## Task details
Extract all lines containing "text".

[start of Data]

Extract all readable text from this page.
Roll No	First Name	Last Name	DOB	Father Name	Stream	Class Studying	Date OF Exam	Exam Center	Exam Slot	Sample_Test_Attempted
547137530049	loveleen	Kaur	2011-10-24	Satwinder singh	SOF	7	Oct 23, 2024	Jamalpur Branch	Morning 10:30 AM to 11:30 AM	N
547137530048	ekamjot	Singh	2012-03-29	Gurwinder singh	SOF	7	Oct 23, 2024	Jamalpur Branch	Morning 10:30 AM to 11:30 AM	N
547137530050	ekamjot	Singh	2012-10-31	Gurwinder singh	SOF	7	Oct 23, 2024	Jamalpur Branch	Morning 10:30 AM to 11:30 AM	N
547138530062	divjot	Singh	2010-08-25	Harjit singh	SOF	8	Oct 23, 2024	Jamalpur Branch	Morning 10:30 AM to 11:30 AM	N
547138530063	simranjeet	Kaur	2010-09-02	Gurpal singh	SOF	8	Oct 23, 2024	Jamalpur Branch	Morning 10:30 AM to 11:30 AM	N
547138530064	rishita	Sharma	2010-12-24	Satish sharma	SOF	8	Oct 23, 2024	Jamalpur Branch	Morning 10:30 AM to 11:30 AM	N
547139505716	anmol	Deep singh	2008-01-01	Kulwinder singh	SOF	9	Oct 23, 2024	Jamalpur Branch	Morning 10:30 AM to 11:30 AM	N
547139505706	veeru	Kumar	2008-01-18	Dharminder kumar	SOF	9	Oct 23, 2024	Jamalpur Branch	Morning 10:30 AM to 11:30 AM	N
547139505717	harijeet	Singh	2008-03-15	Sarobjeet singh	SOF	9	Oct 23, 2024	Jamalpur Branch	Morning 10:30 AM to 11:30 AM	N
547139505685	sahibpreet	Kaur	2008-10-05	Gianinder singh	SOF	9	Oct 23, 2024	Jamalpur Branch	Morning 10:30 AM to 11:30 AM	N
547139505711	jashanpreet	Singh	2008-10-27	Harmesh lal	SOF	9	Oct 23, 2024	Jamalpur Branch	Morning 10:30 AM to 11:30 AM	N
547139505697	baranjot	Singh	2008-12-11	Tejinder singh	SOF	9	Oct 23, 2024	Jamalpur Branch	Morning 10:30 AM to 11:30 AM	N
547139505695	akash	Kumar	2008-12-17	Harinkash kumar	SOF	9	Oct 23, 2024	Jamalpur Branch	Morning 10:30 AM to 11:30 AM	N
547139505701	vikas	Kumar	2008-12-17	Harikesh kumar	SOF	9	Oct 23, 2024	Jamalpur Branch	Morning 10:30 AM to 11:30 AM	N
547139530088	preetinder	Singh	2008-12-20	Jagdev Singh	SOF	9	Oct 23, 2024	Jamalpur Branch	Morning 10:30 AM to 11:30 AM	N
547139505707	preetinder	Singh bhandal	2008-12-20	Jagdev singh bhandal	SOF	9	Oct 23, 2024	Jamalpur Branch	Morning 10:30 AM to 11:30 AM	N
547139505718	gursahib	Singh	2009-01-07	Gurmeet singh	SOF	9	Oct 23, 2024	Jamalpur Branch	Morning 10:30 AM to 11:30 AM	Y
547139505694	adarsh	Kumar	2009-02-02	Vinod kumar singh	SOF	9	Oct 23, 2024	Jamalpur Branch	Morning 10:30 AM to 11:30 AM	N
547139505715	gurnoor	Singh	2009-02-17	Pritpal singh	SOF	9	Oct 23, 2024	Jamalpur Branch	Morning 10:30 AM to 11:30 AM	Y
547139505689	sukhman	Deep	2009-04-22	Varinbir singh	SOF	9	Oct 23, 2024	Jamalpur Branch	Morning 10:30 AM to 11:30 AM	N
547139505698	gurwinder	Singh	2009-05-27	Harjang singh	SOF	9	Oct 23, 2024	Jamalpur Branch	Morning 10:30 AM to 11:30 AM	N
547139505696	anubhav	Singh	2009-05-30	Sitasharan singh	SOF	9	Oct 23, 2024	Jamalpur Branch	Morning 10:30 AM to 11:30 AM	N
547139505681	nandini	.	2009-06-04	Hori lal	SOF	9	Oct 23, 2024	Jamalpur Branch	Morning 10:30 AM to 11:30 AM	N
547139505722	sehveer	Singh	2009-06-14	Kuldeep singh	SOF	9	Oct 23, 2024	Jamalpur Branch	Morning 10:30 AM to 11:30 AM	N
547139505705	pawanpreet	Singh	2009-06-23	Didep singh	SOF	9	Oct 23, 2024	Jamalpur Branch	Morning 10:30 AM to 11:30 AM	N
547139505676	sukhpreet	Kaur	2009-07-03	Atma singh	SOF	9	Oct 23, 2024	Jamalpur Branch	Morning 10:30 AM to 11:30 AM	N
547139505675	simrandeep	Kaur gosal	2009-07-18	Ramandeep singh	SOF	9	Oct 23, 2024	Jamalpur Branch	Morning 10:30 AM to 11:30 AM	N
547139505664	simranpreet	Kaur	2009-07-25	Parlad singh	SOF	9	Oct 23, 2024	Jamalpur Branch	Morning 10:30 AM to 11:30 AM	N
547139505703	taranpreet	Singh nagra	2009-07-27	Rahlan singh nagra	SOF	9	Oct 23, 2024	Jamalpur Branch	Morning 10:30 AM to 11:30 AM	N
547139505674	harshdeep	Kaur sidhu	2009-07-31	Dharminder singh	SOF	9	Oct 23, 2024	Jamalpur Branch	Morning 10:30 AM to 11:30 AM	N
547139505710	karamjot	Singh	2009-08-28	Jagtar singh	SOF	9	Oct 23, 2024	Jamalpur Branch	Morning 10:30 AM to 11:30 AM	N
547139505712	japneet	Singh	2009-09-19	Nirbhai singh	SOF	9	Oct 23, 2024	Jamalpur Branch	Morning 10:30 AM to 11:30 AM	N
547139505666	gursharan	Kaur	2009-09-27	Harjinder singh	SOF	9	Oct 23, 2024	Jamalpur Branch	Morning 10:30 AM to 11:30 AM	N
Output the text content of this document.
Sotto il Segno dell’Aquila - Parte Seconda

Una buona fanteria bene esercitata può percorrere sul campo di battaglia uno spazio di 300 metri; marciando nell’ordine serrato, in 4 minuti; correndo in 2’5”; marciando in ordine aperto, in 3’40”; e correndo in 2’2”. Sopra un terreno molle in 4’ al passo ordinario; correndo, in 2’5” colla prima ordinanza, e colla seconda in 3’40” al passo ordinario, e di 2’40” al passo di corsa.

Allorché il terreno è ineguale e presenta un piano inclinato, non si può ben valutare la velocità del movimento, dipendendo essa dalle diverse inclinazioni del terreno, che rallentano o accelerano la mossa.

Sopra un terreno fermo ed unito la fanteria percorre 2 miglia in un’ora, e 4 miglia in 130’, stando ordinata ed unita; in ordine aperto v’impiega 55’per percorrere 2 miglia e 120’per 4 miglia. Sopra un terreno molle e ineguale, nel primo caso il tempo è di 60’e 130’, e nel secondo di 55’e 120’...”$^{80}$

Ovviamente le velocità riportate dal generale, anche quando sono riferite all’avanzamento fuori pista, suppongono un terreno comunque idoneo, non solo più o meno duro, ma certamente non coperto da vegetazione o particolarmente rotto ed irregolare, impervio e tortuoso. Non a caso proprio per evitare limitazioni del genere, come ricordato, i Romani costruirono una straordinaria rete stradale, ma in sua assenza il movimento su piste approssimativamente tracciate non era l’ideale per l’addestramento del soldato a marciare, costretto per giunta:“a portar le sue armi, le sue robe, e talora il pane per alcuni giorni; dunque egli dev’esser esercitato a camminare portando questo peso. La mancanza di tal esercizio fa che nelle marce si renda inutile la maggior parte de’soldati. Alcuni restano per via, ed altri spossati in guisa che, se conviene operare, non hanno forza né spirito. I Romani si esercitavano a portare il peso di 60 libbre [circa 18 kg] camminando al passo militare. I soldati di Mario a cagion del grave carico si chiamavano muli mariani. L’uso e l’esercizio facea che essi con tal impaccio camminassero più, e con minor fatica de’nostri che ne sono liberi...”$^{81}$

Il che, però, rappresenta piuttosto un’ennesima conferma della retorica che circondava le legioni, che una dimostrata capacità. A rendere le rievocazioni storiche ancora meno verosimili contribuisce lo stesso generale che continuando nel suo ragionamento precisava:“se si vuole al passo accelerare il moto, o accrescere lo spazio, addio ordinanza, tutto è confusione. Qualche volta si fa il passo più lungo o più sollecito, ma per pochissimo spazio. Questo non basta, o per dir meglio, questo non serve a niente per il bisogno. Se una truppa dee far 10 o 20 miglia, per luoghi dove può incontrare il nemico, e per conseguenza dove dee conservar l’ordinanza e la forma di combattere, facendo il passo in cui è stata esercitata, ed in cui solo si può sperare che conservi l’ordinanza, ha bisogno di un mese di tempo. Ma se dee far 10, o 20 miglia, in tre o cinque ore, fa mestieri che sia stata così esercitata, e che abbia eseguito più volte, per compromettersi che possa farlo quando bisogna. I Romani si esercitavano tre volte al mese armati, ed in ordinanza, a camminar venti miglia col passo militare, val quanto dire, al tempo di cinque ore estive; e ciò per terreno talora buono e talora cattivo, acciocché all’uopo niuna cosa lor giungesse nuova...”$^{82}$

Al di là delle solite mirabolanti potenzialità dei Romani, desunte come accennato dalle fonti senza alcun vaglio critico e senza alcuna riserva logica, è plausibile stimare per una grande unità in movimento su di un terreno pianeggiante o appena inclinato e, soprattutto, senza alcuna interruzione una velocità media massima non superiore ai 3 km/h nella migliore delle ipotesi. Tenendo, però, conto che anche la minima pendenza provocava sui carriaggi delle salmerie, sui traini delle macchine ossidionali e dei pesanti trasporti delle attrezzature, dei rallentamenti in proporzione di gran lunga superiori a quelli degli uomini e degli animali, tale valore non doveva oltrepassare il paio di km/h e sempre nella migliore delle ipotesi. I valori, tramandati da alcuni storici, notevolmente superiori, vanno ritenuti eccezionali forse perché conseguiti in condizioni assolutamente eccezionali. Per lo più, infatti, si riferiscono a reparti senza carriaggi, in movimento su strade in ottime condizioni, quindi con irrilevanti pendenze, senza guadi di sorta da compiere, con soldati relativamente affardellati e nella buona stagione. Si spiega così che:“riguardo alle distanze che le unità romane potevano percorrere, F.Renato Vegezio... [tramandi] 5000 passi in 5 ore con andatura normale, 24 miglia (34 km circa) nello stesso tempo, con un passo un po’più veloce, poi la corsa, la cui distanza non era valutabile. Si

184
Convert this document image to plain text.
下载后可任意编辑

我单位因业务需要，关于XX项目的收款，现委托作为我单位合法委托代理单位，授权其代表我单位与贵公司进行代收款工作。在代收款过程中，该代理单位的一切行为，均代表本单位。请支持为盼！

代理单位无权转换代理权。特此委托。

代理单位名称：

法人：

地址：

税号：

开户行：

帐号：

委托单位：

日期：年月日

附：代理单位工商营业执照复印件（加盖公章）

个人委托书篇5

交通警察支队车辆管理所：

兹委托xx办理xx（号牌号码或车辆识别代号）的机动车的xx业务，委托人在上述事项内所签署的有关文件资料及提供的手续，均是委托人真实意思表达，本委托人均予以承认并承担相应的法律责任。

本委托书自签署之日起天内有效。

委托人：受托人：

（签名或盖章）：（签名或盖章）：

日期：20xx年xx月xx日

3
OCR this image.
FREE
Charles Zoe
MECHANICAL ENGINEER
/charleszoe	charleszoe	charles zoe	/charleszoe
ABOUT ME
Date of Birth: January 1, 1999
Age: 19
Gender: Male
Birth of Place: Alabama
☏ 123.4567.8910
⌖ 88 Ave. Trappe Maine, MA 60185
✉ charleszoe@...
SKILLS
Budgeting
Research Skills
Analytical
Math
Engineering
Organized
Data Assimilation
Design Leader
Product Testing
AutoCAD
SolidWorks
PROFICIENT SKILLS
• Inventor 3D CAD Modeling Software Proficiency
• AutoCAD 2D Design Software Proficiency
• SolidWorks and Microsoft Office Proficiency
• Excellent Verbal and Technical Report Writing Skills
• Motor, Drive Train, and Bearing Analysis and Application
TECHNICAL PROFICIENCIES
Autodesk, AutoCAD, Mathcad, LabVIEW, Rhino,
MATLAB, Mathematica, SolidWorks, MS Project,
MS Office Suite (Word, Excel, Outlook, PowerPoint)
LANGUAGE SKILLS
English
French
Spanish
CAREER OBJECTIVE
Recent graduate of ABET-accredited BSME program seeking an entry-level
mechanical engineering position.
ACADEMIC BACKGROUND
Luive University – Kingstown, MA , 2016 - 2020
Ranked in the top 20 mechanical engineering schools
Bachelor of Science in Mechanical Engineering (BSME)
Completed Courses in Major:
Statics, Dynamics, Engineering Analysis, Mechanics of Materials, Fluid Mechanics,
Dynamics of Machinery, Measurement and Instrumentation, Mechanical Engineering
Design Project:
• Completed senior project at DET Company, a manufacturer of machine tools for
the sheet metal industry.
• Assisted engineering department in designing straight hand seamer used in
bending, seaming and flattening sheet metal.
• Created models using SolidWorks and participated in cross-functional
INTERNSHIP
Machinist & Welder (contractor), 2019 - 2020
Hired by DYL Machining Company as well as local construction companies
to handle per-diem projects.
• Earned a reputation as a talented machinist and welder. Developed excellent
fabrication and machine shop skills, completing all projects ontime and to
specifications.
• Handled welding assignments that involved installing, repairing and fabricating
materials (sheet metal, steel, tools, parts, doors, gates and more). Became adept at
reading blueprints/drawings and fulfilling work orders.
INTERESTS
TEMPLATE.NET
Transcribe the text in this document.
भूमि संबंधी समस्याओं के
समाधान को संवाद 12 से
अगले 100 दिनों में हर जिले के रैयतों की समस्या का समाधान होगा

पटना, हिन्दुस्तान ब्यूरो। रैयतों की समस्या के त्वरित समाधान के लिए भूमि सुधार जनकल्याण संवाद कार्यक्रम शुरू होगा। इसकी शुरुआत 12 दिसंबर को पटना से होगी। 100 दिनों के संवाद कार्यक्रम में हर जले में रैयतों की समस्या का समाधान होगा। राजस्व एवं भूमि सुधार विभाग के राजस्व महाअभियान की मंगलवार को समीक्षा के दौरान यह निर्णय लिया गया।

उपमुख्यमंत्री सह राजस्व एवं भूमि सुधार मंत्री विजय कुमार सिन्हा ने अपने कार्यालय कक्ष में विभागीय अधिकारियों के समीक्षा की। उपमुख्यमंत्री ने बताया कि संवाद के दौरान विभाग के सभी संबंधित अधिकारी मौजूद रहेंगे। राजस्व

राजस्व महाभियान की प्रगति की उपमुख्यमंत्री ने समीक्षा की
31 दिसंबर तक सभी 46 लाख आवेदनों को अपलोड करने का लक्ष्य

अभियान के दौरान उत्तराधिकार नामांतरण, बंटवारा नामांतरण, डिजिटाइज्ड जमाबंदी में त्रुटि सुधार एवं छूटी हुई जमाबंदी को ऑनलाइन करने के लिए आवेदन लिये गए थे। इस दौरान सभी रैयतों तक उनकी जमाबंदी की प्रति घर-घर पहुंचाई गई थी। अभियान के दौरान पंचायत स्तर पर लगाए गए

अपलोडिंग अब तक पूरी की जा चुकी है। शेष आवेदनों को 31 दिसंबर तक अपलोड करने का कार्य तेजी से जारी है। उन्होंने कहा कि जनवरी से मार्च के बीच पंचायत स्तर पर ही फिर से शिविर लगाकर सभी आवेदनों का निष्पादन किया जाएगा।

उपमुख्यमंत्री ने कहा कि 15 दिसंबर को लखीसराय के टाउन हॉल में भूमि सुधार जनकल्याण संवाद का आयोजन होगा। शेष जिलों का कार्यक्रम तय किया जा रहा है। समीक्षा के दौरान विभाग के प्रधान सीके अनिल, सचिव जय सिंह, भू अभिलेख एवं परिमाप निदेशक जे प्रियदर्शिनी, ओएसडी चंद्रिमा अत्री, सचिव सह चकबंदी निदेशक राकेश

[end of Data]

## Result
Extract all readable text from this page.
Output the text content of this document.
Convert this document image to plain text.
Transcribe the text in this document.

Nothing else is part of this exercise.